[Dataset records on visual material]
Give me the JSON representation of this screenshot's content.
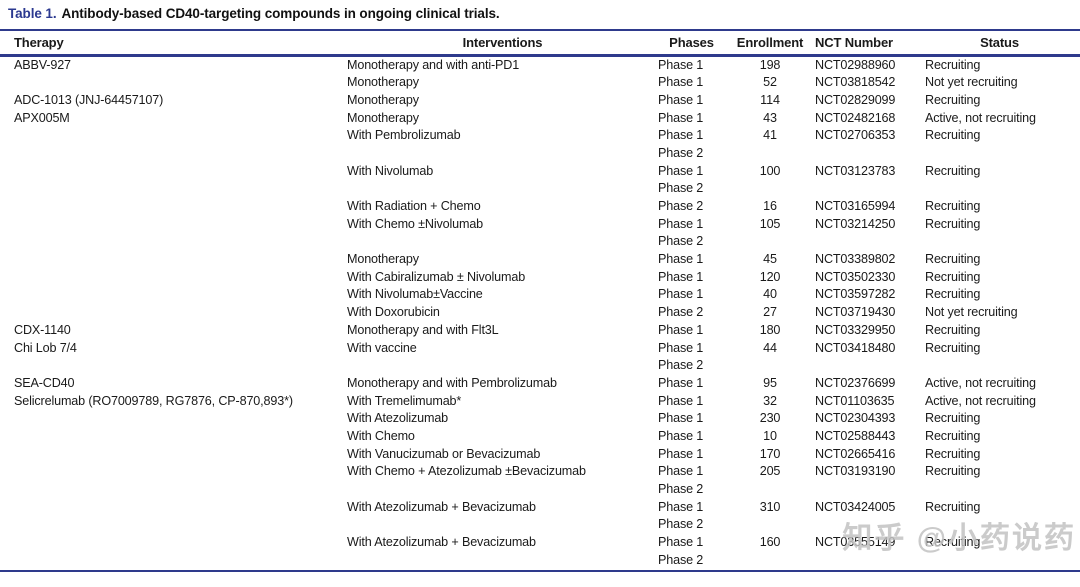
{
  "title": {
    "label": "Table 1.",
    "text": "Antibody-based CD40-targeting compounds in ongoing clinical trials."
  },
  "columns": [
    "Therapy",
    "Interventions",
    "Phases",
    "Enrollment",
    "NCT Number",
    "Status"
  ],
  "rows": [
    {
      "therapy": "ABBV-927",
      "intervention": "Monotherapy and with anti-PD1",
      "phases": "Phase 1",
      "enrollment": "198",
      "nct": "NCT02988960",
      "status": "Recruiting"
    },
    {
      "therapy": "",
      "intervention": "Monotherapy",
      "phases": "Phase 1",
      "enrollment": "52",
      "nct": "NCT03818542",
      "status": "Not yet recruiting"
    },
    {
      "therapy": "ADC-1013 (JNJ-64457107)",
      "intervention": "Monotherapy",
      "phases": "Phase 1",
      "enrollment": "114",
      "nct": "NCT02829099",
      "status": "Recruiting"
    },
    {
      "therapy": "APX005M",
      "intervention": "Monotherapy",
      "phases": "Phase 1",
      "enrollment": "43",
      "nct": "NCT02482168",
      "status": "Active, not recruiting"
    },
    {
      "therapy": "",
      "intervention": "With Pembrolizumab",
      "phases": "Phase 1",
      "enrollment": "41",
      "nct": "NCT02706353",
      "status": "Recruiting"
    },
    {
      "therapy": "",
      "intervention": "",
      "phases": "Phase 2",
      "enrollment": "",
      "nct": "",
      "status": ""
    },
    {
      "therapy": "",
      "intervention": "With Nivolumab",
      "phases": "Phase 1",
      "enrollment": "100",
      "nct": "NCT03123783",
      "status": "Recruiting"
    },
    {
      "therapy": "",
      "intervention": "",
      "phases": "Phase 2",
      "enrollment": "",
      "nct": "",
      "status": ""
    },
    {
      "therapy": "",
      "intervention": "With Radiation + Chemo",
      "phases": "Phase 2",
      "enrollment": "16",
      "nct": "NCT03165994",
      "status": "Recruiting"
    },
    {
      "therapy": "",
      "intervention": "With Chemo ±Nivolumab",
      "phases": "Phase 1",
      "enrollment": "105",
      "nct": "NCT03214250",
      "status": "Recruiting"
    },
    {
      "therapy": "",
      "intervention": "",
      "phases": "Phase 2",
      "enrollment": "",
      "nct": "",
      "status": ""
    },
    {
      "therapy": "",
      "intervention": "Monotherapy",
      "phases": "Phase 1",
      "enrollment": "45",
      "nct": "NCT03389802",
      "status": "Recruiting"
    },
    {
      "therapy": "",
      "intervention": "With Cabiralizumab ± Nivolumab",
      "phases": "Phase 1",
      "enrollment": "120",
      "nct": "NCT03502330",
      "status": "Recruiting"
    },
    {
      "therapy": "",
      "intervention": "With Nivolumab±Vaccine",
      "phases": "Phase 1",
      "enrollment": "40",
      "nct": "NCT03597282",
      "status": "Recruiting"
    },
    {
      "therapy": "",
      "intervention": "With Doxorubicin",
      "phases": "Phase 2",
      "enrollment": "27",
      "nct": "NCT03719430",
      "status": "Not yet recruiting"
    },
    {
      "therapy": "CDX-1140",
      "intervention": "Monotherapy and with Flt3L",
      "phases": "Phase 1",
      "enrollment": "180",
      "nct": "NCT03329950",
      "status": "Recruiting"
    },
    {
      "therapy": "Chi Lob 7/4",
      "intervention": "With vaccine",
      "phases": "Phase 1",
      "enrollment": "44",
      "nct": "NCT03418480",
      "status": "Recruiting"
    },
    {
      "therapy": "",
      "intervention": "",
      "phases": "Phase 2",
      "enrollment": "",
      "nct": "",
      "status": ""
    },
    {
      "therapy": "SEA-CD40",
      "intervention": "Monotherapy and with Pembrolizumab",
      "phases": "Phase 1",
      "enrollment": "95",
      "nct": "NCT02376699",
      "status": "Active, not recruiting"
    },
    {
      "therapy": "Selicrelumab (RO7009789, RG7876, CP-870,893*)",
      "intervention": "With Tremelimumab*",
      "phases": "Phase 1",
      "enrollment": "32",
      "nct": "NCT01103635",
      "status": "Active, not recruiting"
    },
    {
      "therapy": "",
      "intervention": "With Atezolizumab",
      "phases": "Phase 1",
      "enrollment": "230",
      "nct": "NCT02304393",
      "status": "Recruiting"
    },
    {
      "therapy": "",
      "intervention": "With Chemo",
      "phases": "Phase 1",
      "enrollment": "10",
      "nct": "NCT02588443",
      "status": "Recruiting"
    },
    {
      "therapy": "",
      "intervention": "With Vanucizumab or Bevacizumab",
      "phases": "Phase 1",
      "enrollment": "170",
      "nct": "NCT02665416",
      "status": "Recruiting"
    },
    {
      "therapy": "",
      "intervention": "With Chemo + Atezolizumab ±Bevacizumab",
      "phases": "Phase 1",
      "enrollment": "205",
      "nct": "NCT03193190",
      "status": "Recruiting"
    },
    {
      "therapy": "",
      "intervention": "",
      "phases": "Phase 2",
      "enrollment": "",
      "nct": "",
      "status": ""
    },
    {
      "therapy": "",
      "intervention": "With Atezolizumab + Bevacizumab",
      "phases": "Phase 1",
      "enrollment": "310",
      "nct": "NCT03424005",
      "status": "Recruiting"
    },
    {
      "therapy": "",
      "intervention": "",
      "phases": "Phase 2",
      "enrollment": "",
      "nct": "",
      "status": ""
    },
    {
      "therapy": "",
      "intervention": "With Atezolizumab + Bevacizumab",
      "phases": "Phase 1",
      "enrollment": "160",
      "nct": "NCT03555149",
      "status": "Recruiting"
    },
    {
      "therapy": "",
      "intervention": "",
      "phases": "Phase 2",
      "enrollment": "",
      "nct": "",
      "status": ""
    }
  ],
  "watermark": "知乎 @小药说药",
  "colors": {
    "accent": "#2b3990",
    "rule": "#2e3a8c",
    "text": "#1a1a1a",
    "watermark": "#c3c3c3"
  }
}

Exercise instructions:
Respond with nothing but the number of lines in the entries that contain the string "watermark".

Result for this task:
2